(Lines of data)
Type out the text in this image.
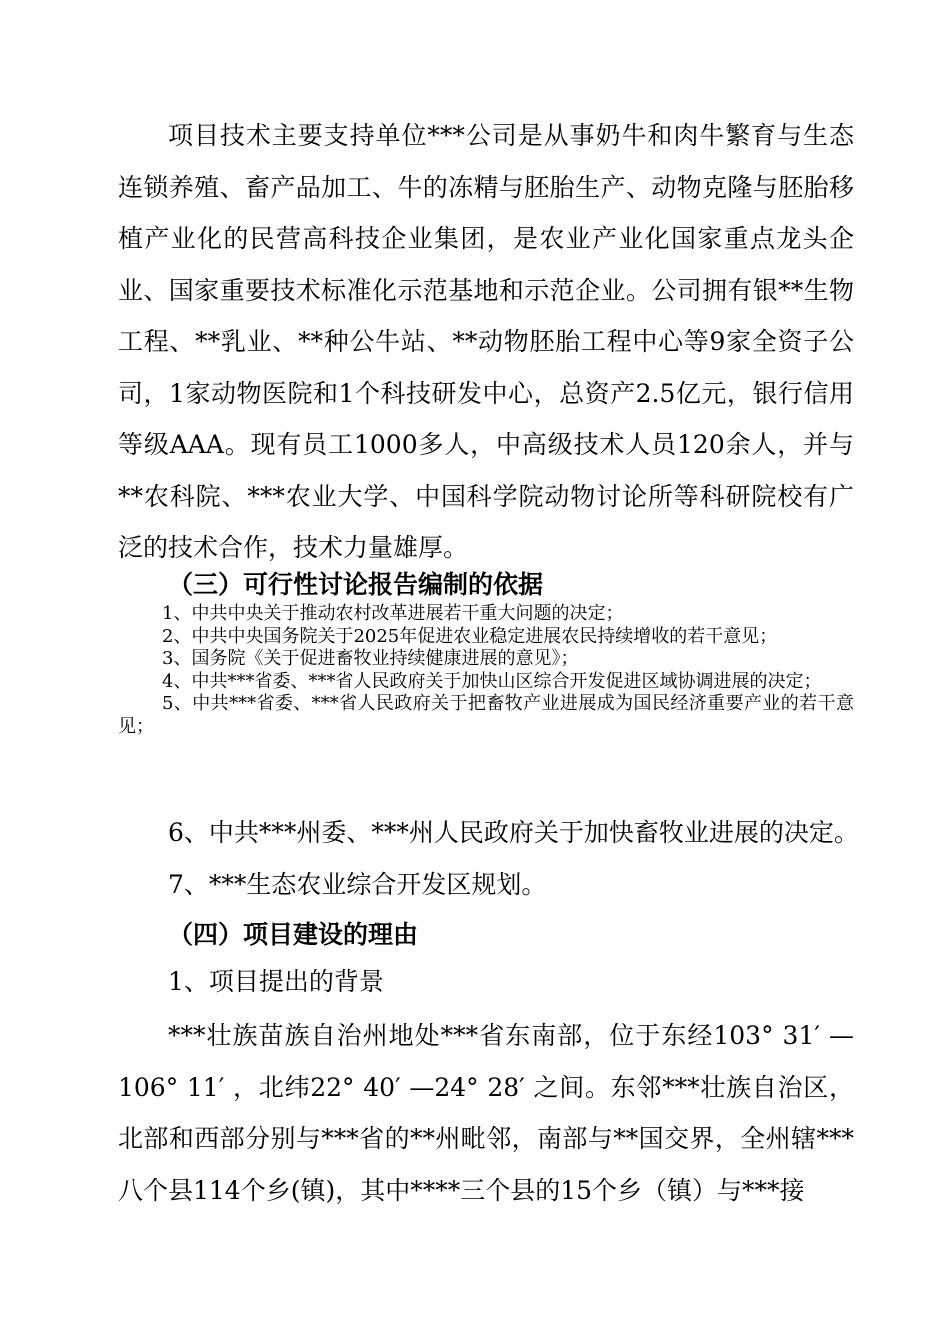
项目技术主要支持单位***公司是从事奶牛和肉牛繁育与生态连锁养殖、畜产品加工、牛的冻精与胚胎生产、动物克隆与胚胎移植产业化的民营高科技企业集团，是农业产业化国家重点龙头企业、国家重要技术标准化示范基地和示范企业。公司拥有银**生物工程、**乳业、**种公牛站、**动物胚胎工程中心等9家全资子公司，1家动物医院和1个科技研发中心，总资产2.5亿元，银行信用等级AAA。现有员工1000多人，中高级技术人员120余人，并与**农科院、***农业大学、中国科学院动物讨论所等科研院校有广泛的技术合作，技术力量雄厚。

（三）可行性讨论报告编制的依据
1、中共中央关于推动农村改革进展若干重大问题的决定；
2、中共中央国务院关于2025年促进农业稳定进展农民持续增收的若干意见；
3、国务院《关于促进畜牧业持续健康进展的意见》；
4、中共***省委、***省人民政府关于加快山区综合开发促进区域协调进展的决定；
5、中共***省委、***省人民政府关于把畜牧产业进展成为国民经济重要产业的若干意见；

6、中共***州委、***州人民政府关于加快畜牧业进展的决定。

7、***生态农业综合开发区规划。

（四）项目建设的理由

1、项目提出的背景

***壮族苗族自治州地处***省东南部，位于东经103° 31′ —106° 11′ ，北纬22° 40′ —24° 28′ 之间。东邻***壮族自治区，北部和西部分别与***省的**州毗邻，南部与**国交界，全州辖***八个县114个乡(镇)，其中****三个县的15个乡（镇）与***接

---

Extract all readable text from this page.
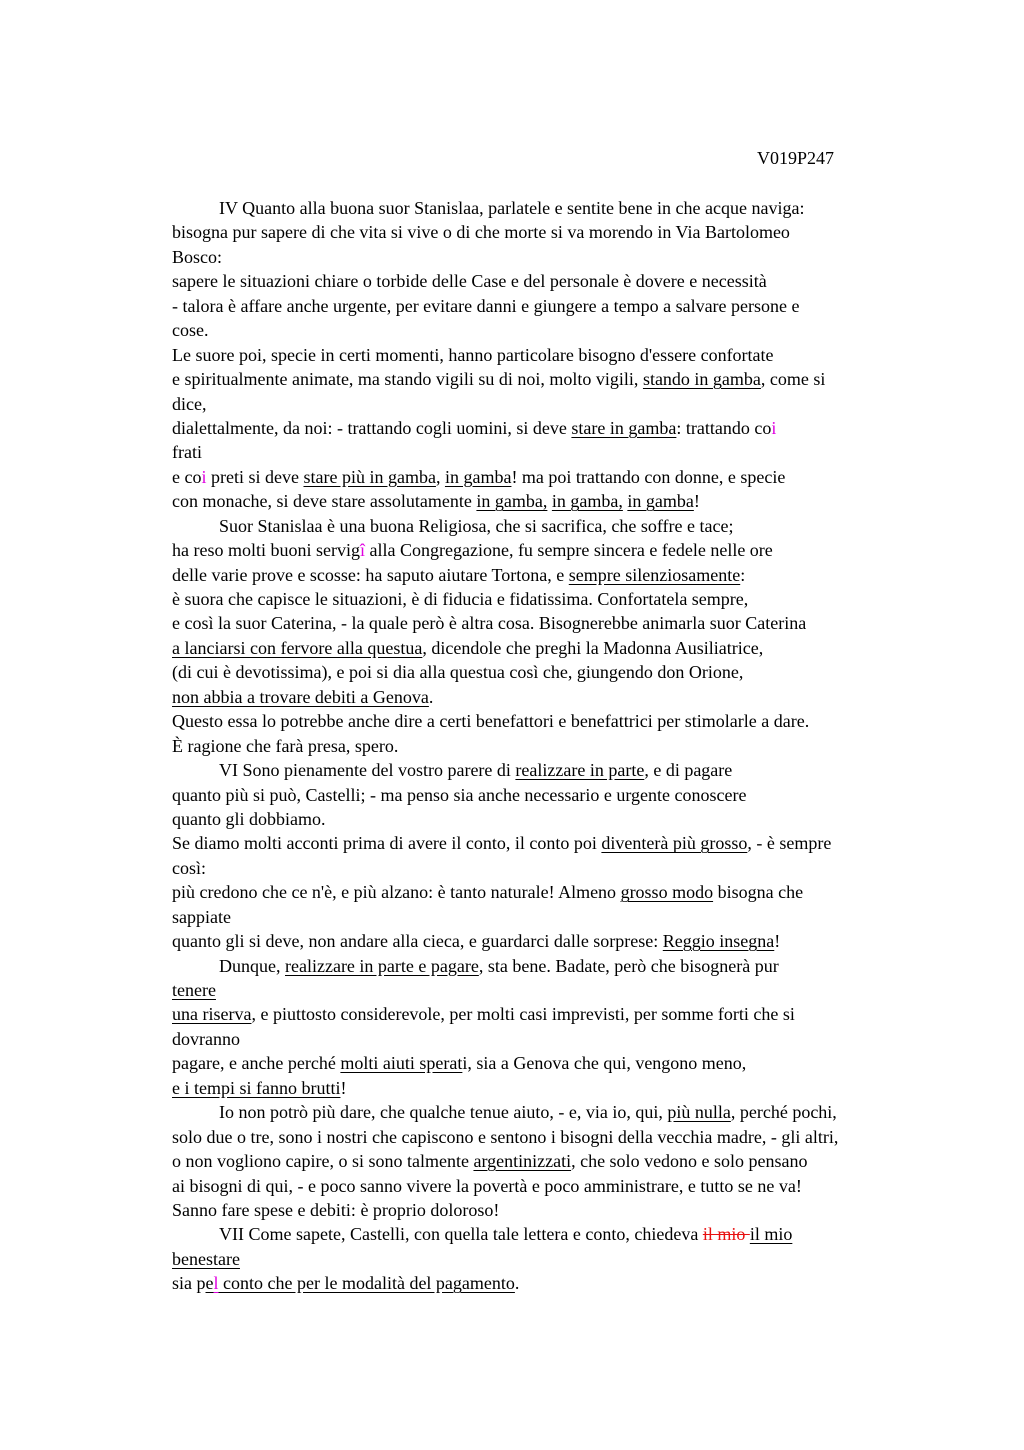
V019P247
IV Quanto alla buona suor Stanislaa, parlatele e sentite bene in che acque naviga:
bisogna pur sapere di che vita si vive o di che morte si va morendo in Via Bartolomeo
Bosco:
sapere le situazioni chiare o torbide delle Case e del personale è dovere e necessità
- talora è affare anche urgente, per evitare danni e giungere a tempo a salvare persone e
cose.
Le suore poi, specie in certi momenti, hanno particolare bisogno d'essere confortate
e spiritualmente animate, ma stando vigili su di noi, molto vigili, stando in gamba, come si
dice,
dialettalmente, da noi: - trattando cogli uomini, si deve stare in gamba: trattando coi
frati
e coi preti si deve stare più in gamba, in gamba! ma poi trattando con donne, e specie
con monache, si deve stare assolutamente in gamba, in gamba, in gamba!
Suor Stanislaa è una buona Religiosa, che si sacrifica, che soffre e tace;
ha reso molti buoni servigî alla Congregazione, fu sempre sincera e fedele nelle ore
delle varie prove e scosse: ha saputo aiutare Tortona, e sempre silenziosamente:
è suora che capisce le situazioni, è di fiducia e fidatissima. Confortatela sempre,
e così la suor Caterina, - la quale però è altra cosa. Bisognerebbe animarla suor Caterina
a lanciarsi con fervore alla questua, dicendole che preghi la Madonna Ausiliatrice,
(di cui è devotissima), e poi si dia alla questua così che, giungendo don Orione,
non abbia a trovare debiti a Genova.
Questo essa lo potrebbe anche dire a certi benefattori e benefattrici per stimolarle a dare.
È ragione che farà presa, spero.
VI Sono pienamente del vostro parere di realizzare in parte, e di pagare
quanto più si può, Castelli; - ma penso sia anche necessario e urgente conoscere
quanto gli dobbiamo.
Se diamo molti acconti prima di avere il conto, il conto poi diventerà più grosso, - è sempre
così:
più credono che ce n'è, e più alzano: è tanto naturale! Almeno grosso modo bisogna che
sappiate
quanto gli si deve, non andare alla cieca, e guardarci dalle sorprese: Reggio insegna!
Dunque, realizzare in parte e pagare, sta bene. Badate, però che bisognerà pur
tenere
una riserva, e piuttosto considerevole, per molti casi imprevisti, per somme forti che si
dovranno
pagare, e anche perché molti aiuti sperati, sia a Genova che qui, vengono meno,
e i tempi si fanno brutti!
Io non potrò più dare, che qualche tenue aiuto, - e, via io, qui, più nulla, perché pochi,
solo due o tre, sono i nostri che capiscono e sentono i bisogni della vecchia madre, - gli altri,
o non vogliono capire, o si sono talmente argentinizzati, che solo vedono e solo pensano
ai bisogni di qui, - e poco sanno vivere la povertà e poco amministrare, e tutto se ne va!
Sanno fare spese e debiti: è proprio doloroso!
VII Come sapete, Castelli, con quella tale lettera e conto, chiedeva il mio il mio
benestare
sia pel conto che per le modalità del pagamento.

--

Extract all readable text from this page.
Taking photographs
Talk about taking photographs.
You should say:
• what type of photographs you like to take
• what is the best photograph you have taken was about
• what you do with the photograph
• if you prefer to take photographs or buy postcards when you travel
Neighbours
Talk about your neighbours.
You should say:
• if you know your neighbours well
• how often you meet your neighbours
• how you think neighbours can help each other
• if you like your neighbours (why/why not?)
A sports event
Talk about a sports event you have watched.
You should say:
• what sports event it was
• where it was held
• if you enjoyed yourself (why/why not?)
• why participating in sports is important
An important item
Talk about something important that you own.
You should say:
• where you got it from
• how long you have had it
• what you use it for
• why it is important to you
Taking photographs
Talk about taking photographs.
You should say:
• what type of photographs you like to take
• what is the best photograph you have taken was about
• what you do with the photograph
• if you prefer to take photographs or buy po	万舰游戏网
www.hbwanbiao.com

**WHAT THE TASK REQUIRES**
Report how many lines of the listing hold the word "certi", with nothing but the number.

**CORRECT ANSWER**
2